* _Directions_
Transcribe every line of the listing below without any deviation.

Saved entries:
/---

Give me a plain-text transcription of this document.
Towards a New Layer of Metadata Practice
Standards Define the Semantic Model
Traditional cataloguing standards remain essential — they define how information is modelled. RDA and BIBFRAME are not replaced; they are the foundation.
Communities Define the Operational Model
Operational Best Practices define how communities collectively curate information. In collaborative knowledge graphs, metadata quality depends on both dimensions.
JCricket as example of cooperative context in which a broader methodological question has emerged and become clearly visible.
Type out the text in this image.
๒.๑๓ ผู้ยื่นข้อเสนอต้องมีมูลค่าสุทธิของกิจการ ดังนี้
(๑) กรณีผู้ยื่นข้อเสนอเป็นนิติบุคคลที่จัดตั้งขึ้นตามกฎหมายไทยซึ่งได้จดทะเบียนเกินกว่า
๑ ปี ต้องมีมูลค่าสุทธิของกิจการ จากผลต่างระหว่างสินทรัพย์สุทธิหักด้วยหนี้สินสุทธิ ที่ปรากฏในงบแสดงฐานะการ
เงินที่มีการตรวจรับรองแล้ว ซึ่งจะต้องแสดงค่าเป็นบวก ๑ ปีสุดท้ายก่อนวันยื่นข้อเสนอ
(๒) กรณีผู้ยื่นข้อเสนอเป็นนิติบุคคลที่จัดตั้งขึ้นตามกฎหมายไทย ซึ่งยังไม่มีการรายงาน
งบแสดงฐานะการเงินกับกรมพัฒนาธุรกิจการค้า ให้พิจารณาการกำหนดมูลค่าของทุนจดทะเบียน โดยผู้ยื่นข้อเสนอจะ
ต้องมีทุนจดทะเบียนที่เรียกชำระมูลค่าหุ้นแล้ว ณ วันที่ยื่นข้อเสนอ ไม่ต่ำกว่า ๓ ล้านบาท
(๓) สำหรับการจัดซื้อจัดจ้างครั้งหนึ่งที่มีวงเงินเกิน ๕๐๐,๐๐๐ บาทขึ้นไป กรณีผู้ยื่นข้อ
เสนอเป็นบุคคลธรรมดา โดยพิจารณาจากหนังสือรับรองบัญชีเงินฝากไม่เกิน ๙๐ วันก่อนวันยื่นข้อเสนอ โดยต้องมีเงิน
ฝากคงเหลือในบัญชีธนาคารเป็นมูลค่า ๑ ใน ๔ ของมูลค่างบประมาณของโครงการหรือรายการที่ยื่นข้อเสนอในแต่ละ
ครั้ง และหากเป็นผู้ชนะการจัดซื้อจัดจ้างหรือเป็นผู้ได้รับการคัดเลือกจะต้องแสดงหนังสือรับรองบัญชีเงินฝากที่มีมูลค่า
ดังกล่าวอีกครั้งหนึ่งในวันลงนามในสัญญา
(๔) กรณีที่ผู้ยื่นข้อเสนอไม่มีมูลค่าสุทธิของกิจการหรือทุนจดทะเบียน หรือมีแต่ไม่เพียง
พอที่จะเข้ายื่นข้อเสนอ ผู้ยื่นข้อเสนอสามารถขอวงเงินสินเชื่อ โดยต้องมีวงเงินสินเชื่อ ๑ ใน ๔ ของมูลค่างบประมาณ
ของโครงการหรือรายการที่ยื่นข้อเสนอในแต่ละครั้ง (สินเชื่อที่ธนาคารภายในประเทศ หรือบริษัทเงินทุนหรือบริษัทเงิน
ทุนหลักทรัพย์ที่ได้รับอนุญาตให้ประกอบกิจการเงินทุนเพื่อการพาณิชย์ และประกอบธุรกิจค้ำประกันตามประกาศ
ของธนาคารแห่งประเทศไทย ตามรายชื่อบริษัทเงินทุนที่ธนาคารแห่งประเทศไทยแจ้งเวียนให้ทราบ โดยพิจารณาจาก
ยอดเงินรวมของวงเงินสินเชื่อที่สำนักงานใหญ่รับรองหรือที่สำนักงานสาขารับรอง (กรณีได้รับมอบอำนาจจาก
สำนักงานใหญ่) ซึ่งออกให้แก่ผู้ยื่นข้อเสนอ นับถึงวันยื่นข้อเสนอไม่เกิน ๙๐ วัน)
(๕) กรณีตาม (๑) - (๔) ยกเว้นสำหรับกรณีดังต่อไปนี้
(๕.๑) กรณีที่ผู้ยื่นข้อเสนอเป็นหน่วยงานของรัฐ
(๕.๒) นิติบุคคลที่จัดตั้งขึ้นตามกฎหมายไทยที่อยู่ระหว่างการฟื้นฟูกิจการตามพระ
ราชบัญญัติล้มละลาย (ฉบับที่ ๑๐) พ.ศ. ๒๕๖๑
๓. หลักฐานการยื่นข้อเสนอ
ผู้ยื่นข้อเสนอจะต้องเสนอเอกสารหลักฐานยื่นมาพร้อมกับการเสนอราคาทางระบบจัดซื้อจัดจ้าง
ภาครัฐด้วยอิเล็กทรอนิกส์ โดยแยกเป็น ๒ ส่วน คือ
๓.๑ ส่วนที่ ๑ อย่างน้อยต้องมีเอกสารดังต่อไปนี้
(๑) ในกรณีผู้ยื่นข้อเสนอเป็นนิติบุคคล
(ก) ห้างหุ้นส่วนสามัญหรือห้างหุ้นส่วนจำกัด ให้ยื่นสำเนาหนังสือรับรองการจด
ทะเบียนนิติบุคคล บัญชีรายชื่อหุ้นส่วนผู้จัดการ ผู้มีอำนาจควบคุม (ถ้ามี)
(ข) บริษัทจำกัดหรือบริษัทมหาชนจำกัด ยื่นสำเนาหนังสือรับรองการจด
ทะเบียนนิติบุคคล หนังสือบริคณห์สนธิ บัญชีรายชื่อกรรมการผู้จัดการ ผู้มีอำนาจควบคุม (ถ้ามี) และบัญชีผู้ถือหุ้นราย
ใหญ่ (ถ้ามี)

\---

* _Result of the exercise_
Give me a plain-text transcription of this document.
Towards a New Layer of Metadata Practice
Standards Define the Semantic Model
Traditional cataloguing standards remain essential — they define how information is modelled. RDA and BIBFRAME are not replaced; they are the foundation.
Communities Define the Operational Model
Operational Best Practices define how communities collectively curate information. In collaborative knowledge graphs, metadata quality depends on both dimensions.
JCricket as example of cooperative context in which a broader methodological question has emerged and become clearly visible.
Type out the text in this image.
๒.๑๓ ผู้ยื่นข้อเสนอต้องมีมูลค่าสุทธิของกิจการ ดังนี้
(๑) กรณีผู้ยื่นข้อเสนอเป็นนิติบุคคลที่จัดตั้งขึ้นตามกฎหมายไทยซึ่งได้จดทะเบียนเกินกว่า
๑ ปี ต้องมีมูลค่าสุทธิของกิจการ จากผลต่างระหว่างสินทรัพย์สุทธิหักด้วยหนี้สินสุทธิ ที่ปรากฏในงบแสดงฐานะการ
เงินที่มีการตรวจรับรองแล้ว ซึ่งจะต้องแสดงค่าเป็นบวก ๑ ปีสุดท้ายก่อนวันยื่นข้อเสนอ
(๒) กรณีผู้ยื่นข้อเสนอเป็นนิติบุคคลที่จัดตั้งขึ้นตามกฎหมายไทย ซึ่งยังไม่มีการรายงาน
งบแสดงฐานะการเงินกับกรมพัฒนาธุรกิจการค้า ให้พิจารณาการกำหนดมูลค่าของทุนจดทะเบียน โดยผู้ยื่นข้อเสนอจะ
ต้องมีทุนจดทะเบียนที่เรียกชำระมูลค่าหุ้นแล้ว ณ วันที่ยื่นข้อเสนอ ไม่ต่ำกว่า ๓ ล้านบาท
(๓) สำหรับการจัดซื้อจัดจ้างครั้งหนึ่งที่มีวงเงินเกิน ๕๐๐,๐๐๐ บาทขึ้นไป กรณีผู้ยื่นข้อ
เสนอเป็นบุคคลธรรมดา โดยพิจารณาจากหนังสือรับรองบัญชีเงินฝากไม่เกิน ๙๐ วันก่อนวันยื่นข้อเสนอ โดยต้องมีเงิน
ฝากคงเหลือในบัญชีธนาคารเป็นมูลค่า ๑ ใน ๔ ของมูลค่างบประมาณของโครงการหรือรายการที่ยื่นข้อเสนอในแต่ละ
ครั้ง และหากเป็นผู้ชนะการจัดซื้อจัดจ้างหรือเป็นผู้ได้รับการคัดเลือกจะต้องแสดงหนังสือรับรองบัญชีเงินฝากที่มีมูลค่า
ดังกล่าวอีกครั้งหนึ่งในวันลงนามในสัญญา
(๔) กรณีที่ผู้ยื่นข้อเสนอไม่มีมูลค่าสุทธิของกิจการหรือทุนจดทะเบียน หรือมีแต่ไม่เพียง
พอที่จะเข้ายื่นข้อเสนอ ผู้ยื่นข้อเสนอสามารถขอวงเงินสินเชื่อ โดยต้องมีวงเงินสินเชื่อ ๑ ใน ๔ ของมูลค่างบประมาณ
ของโครงการหรือรายการที่ยื่นข้อเสนอในแต่ละครั้ง (สินเชื่อที่ธนาคารภายในประเทศ หรือบริษัทเงินทุนหรือบริษัทเงิน
ทุนหลักทรัพย์ที่ได้รับอนุญาตให้ประกอบกิจการเงินทุนเพื่อการพาณิชย์ และประกอบธุรกิจค้ำประกันตามประกาศ
ของธนาคารแห่งประเทศไทย ตามรายชื่อบริษัทเงินทุนที่ธนาคารแห่งประเทศไทยแจ้งเวียนให้ทราบ โดยพิจารณาจาก
ยอดเงินรวมของวงเงินสินเชื่อที่สำนักงานใหญ่รับรองหรือที่สำนักงานสาขารับรอง (กรณีได้รับมอบอำนาจจาก
สำนักงานใหญ่) ซึ่งออกให้แก่ผู้ยื่นข้อเสนอ นับถึงวันยื่นข้อเสนอไม่เกิน ๙๐ วัน)
(๕) กรณีตาม (๑) - (๔) ยกเว้นสำหรับกรณีดังต่อไปนี้
(๕.๑) กรณีที่ผู้ยื่นข้อเสนอเป็นหน่วยงานของรัฐ
(๕.๒) นิติบุคคลที่จัดตั้งขึ้นตามกฎหมายไทยที่อยู่ระหว่างการฟื้นฟูกิจการตามพระ
ราชบัญญัติล้มละลาย (ฉบับที่ ๑๐) พ.ศ. ๒๕๖๑
๓. หลักฐานการยื่นข้อเสนอ
ผู้ยื่นข้อเสนอจะต้องเสนอเอกสารหลักฐานยื่นมาพร้อมกับการเสนอราคาทางระบบจัดซื้อจัดจ้าง
ภาครัฐด้วยอิเล็กทรอนิกส์ โดยแยกเป็น ๒ ส่วน คือ
๓.๑ ส่วนที่ ๑ อย่างน้อยต้องมีเอกสารดังต่อไปนี้
(๑) ในกรณีผู้ยื่นข้อเสนอเป็นนิติบุคคล
(ก) ห้างหุ้นส่วนสามัญหรือห้างหุ้นส่วนจำกัด ให้ยื่นสำเนาหนังสือรับรองการจด
ทะเบียนนิติบุคคล บัญชีรายชื่อหุ้นส่วนผู้จัดการ ผู้มีอำนาจควบคุม (ถ้ามี)
(ข) บริษัทจำกัดหรือบริษัทมหาชนจำกัด ยื่นสำเนาหนังสือรับรองการจด
ทะเบียนนิติบุคคล หนังสือบริคณห์สนธิ บัญชีรายชื่อกรรมการผู้จัดการ ผู้มีอำนาจควบคุม (ถ้ามี) และบัญชีผู้ถือหุ้นราย
ใหญ่ (ถ้ามี)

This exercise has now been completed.